[Task objective]:
Could you copy each line of the listing below that has the word "sacco"?

[Data for the task]:
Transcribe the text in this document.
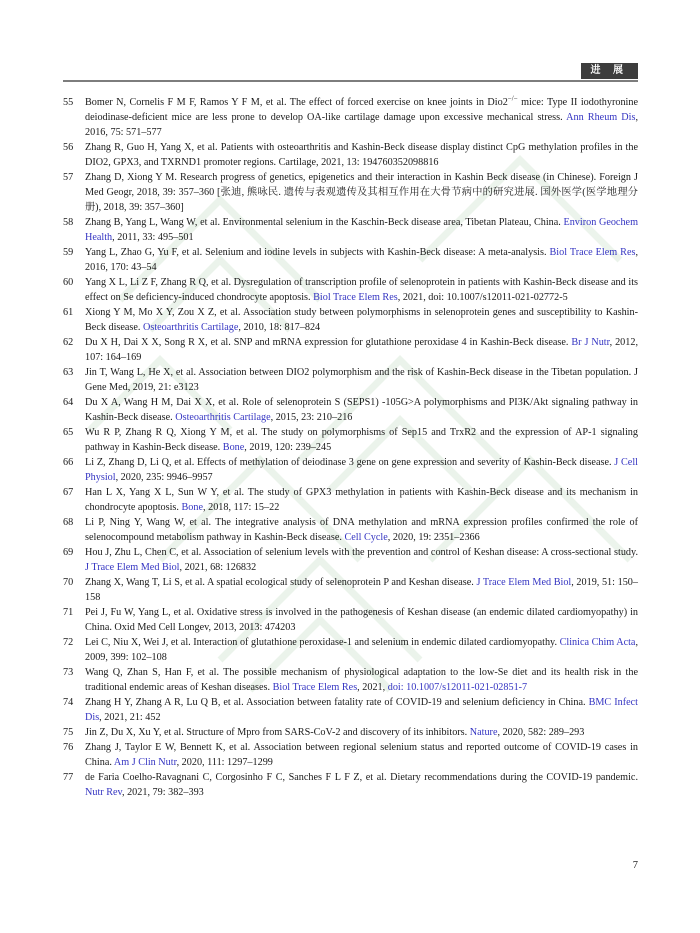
进 展
55	Bomer N, Cornelis F M F, Ramos Y F M, et al. The effect of forced exercise on knee joints in Dio2−/− mice: Type II iodothyronine deiodinase-deficient mice are less prone to develop OA-like cartilage damage upon excessive mechanical stress. Ann Rheum Dis, 2016, 75: 571–577
56	Zhang R, Guo H, Yang X, et al. Patients with osteoarthritis and Kashin-Beck disease display distinct CpG methylation profiles in the DIO2, GPX3, and TXRND1 promoter regions. Cartilage, 2021, 13: 194760352098816
57	Zhang D, Xiong Y M. Research progress of genetics, epigenetics and their interaction in Kashin Beck disease (in Chinese). Foreign J Med Geogr, 2018, 39: 357–360 [张迪, 熊咏民. 遗传与表观遗传及其相互作用在大骨节病中的研究进展. 国外医学(医学地理分册), 2018, 39: 357–360]
58	Zhang B, Yang L, Wang W, et al. Environmental selenium in the Kaschin-Beck disease area, Tibetan Plateau, China. Environ Geochem Health, 2011, 33: 495–501
59	Yang L, Zhao G, Yu F, et al. Selenium and iodine levels in subjects with Kashin-Beck disease: A meta-analysis. Biol Trace Elem Res, 2016, 170: 43–54
60	Yang X L, Li Z F, Zhang R Q, et al. Dysregulation of transcription profile of selenoprotein in patients with Kashin-Beck disease and its effect on Se deficiency-induced chondrocyte apoptosis. Biol Trace Elem Res, 2021, doi: 10.1007/s12011-021-02772-5
61	Xiong Y M, Mo X Y, Zou X Z, et al. Association study between polymorphisms in selenoprotein genes and susceptibility to Kashin-Beck disease. Osteoarthritis Cartilage, 2010, 18: 817–824
62	Du X H, Dai X X, Song R X, et al. SNP and mRNA expression for glutathione peroxidase 4 in Kashin-Beck disease. Br J Nutr, 2012, 107: 164–169
63	Jin T, Wang L, He X, et al. Association between DIO2 polymorphism and the risk of Kashin-Beck disease in the Tibetan population. J Gene Med, 2019, 21: e3123
64	Du X A, Wang H M, Dai X X, et al. Role of selenoprotein S (SEPS1) -105G>A polymorphisms and PI3K/Akt signaling pathway in Kashin-Beck disease. Osteoarthritis Cartilage, 2015, 23: 210–216
65	Wu R P, Zhang R Q, Xiong Y M, et al. The study on polymorphisms of Sep15 and TrxR2 and the expression of AP-1 signaling pathway in Kashin-Beck disease. Bone, 2019, 120: 239–245
66	Li Z, Zhang D, Li Q, et al. Effects of methylation of deiodinase 3 gene on gene expression and severity of Kashin-Beck disease. J Cell Physiol, 2020, 235: 9946–9957
67	Han L X, Yang X L, Sun W Y, et al. The study of GPX3 methylation in patients with Kashin-Beck disease and its mechanism in chondrocyte apoptosis. Bone, 2018, 117: 15–22
68	Li P, Ning Y, Wang W, et al. The integrative analysis of DNA methylation and mRNA expression profiles confirmed the role of selenocompound metabolism pathway in Kashin-Beck disease. Cell Cycle, 2020, 19: 2351–2366
69	Hou J, Zhu L, Chen C, et al. Association of selenium levels with the prevention and control of Keshan disease: A cross-sectional study. J Trace Elem Med Biol, 2021, 68: 126832
70	Zhang X, Wang T, Li S, et al. A spatial ecological study of selenoprotein P and Keshan disease. J Trace Elem Med Biol, 2019, 51: 150–158
71	Pei J, Fu W, Yang L, et al. Oxidative stress is involved in the pathogenesis of Keshan disease (an endemic dilated cardiomyopathy) in China. Oxid Med Cell Longev, 2013, 2013: 474203
72	Lei C, Niu X, Wei J, et al. Interaction of glutathione peroxidase-1 and selenium in endemic dilated cardiomyopathy. Clinica Chim Acta, 2009, 399: 102–108
73	Wang Q, Zhan S, Han F, et al. The possible mechanism of physiological adaptation to the low-Se diet and its health risk in the traditional endemic areas of Keshan diseases. Biol Trace Elem Res, 2021, doi: 10.1007/s12011-021-02851-7
74	Zhang H Y, Zhang A R, Lu Q B, et al. Association between fatality rate of COVID-19 and selenium deficiency in China. BMC Infect Dis, 2021, 21: 452
75	Jin Z, Du X, Xu Y, et al. Structure of Mpro from SARS-CoV-2 and discovery of its inhibitors. Nature, 2020, 582: 289–293
76	Zhang J, Taylor E W, Bennett K, et al. Association between regional selenium status and reported outcome of COVID-19 cases in China. Am J Clin Nutr, 2020, 111: 1297–1299
77	de Faria Coelho-Ravagnani C, Corgosinho F C, Sanches F L F Z, et al. Dietary recommendations during the COVID-19 pandemic. Nutr Rev, 2021, 79: 382–393
7
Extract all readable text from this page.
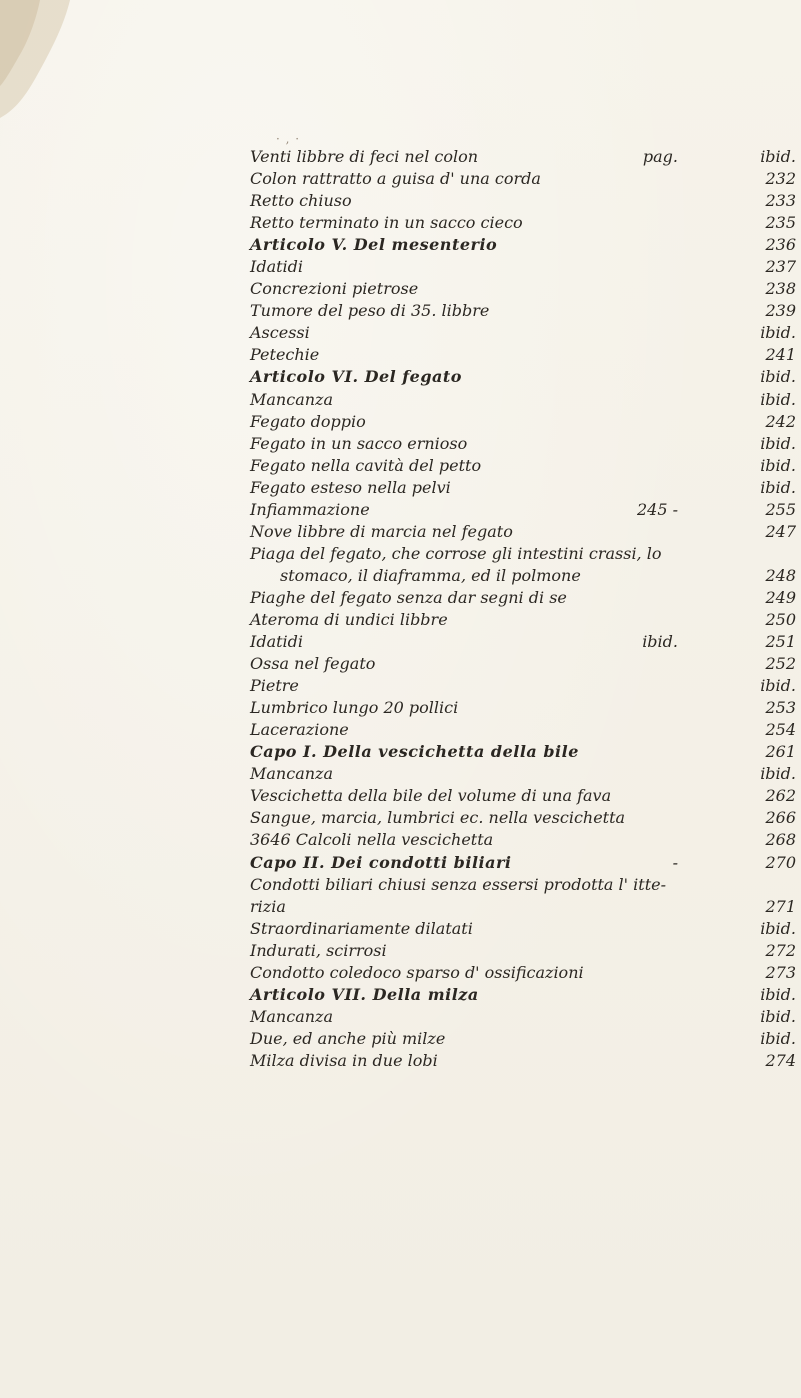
· , ·
Venti libbre di feci nel colon	pag.	ibid.
Colon rattratto a guisa d' una corda	232
Retto chiuso	233
Retto terminato in un sacco cieco	235
Articolo V. Del mesenterio	236
Idatidi	237
Concrezioni pietrose	238
Tumore del peso di 35. libbre	239
Ascessi	ibid.
Petechie	241
Articolo VI. Del fegato	ibid.
Mancanza	ibid.
Fegato doppio	242
Fegato in un sacco ernioso	ibid.
Fegato nella cavità del petto	ibid.
Fegato esteso nella pelvi	ibid.
Infiammazione	245 -	255
Nove libbre di marcia nel fegato	247
Piaga del fegato, che corrose gli intestini crassi, lo
stomaco, il diaframma, ed il polmone	248
Piaghe del fegato senza dar segni di se	249
Ateroma di undici libbre	250
Idatidi	ibid.	251
Ossa nel fegato	252
Pietre	ibid.
Lumbrico lungo 20 pollici	253
Lacerazione	254
Capo I. Della vescichetta della bile	261
Mancanza	ibid.
Vescichetta della bile del volume di una fava	262
Sangue, marcia, lumbrici ec. nella vescichetta	266
3646 Calcoli nella vescichetta	268
Capo II. Dei condotti biliari	-	270
Condotti biliari chiusi senza essersi prodotta l' itte-
rizia	271
Straordinariamente dilatati	ibid.
Indurati, scirrosi	272
Condotto coledoco sparso d' ossificazioni	273
Articolo VII. Della milza	ibid.
Mancanza	ibid.
Due, ed anche più milze	ibid.
Milza divisa in due lobi	274
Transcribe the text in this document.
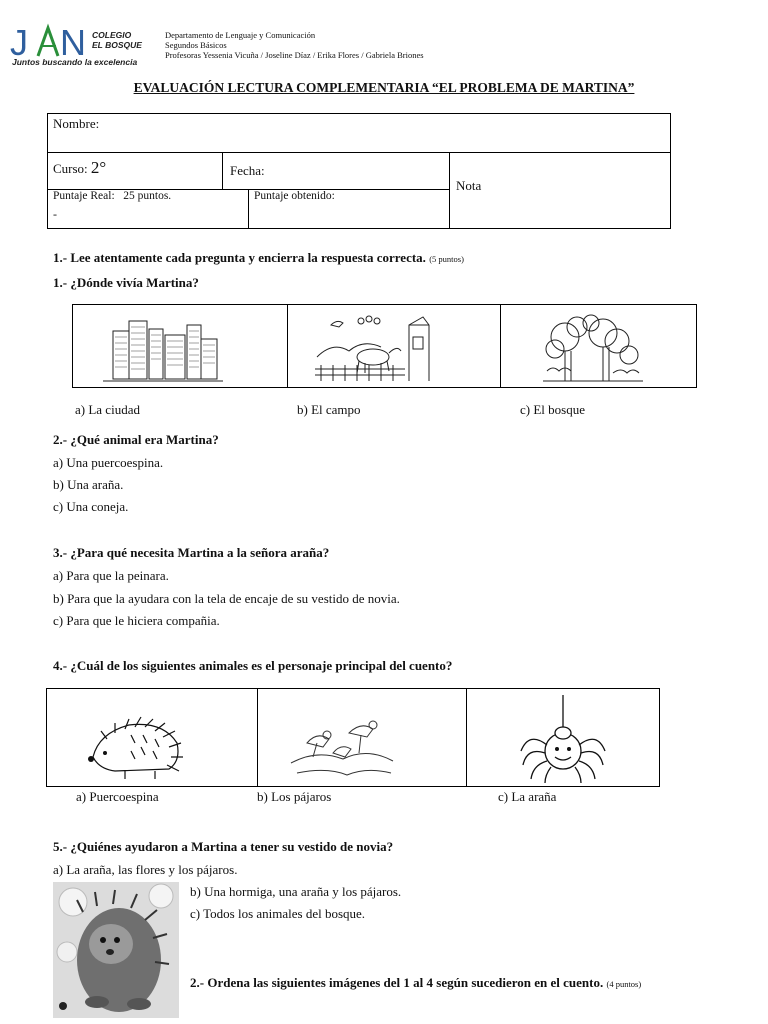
J N COLEGIO
EL BOSQUE
Juntos buscando la excelencia
Departamento de Lenguaje y Comunicación
Segundos Básicos
Profesoras Yessenia Vicuña / Joseline Díaz / Erika Flores / Gabriela Briones
EVALUACIÓN LECTURA COMPLEMENTARIA “EL PROBLEMA DE MARTINA”
Nombre:
Curso: 2°	Fecha:
Nota
Puntaje Real: 25 puntos.
-
Puntaje obtenido:
1.- Lee atentamente cada pregunta y encierra la respuesta correcta. (5 puntos)
1.- ¿Dónde vivía Martina?
a) La ciudad	b) El campo	c) El bosque
2.- ¿Qué animal era Martina?
a) Una puercoespina.
b) Una araña.
c) Una coneja.
3.- ¿Para qué necesita Martina a la señora araña?
a) Para que la peinara.
b) Para que la ayudara con la tela de encaje de su vestido de novia.
c) Para que le hiciera compañia.
4.- ¿Cuál de los siguientes animales es el personaje principal del cuento?
a) Puercoespina	b) Los pájaros	c) La araña
5.- ¿Quiénes ayudaron a Martina a tener su vestido de novia?
a) La araña, las flores y los pájaros.
b) Una hormiga, una araña y los pájaros.
c) Todos los animales del bosque.
2.- Ordena las siguientes imágenes del 1 al 4 según sucedieron en el cuento. (4 puntos)
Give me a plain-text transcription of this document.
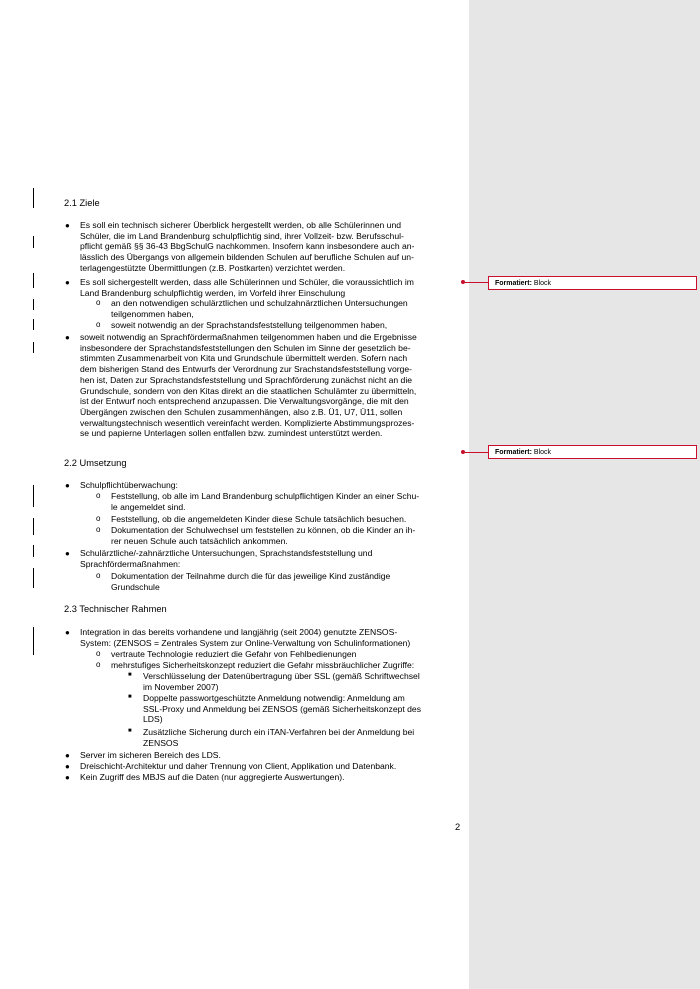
2.1 Ziele
● Es soll ein technisch sicherer Überblick hergestellt werden, ob alle Schülerinnen und
Schüler, die im Land Brandenburg schulpflichtig sind, ihrer Vollzeit- bzw. Berufsschul-
pflicht gemäß §§ 36-43 BbgSchulG nachkommen. Insofern kann insbesondere auch an-
lässlich des Übergangs von allgemein bildenden Schulen auf berufliche Schulen auf un-
terlagengestützte Übermittlungen (z.B. Postkarten) verzichtet werden.
● Es soll sichergestellt werden, dass alle Schülerinnen und Schüler, die voraussichtlich im
Land Brandenburg schulpflichtig werden, im Vorfeld ihrer Einschulung
o an den notwendigen schulärztlichen und schulzahnärztlichen Untersuchungen
teilgenommen haben,
o soweit notwendig an der Sprachstandsfeststellung teilgenommen haben,
● soweit notwendig an Sprachfördermaßnahmen teilgenommen haben und die Ergebnisse
insbesondere der Sprachstandsfeststellungen den Schulen im Sinne der gesetzlich be-
stimmten Zusammenarbeit von Kita und Grundschule übermittelt werden. Sofern nach
dem bisherigen Stand des Entwurfs der Verordnung zur Srachstandsfeststellung vorge-
hen ist, Daten zur Sprachstandsfeststellung und Sprachförderung zunächst nicht an die
Grundschule, sondern von den Kitas direkt an die staatlichen Schulämter zu übermitteln,
ist der Entwurf noch entsprechend anzupassen. Die Verwaltungsvorgänge, die mit den
Übergängen zwischen den Schulen zusammenhängen, also z.B. Ü1, U7, Ü11, sollen
verwaltungstechnisch wesentlich vereinfacht werden. Komplizierte Abstimmungsprozes-
se und papierne Unterlagen sollen entfallen bzw. zumindest unterstützt werden.
2.2 Umsetzung
● Schulpflichtüberwachung:
o Feststellung, ob alle im Land Brandenburg schulpflichtigen Kinder an einer Schu-
le angemeldet sind.
o Feststellung, ob die angemeldeten Kinder diese Schule tatsächlich besuchen.
o Dokumentation der Schulwechsel um feststellen zu können, ob die Kinder an ih-
rer neuen Schule auch tatsächlich ankommen.
● Schulärztliche/-zahnärztliche Untersuchungen, Sprachstandsfeststellung und
Sprachfördermaßnahmen:
o Dokumentation der Teilnahme durch die für das jeweilige Kind zuständige
Grundschule
2.3 Technischer Rahmen
● Integration in das bereits vorhandene und langjährig (seit 2004) genutzte ZENSOS-
System: (ZENSOS = Zentrales System zur Online-Verwaltung von Schulinformationen)
o vertraute Technologie reduziert die Gefahr von Fehlbedienungen
o mehrstufiges Sicherheitskonzept reduziert die Gefahr missbräuchlicher Zugriffe:
■ Verschlüsselung der Datenübertragung über SSL (gemäß Schriftwechsel
im November 2007)
■ Doppelte passwortgeschützte Anmeldung notwendig: Anmeldung am
SSL-Proxy und Anmeldung bei ZENSOS (gemäß Sicherheitskonzept des
LDS)
■ Zusätzliche Sicherung durch ein iTAN-Verfahren bei der Anmeldung bei
ZENSOS
● Server im sicheren Bereich des LDS.
● Dreischicht-Architektur und daher Trennung von Client, Applikation und Datenbank.
● Kein Zugriff des MBJS auf die Daten (nur aggregierte Auswertungen).
2
Formatiert: Block
Formatiert: Block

[Solution for this exercise]:
Retto terminato in un sacco cieco	235
Fegato in un sacco ernioso	ibid.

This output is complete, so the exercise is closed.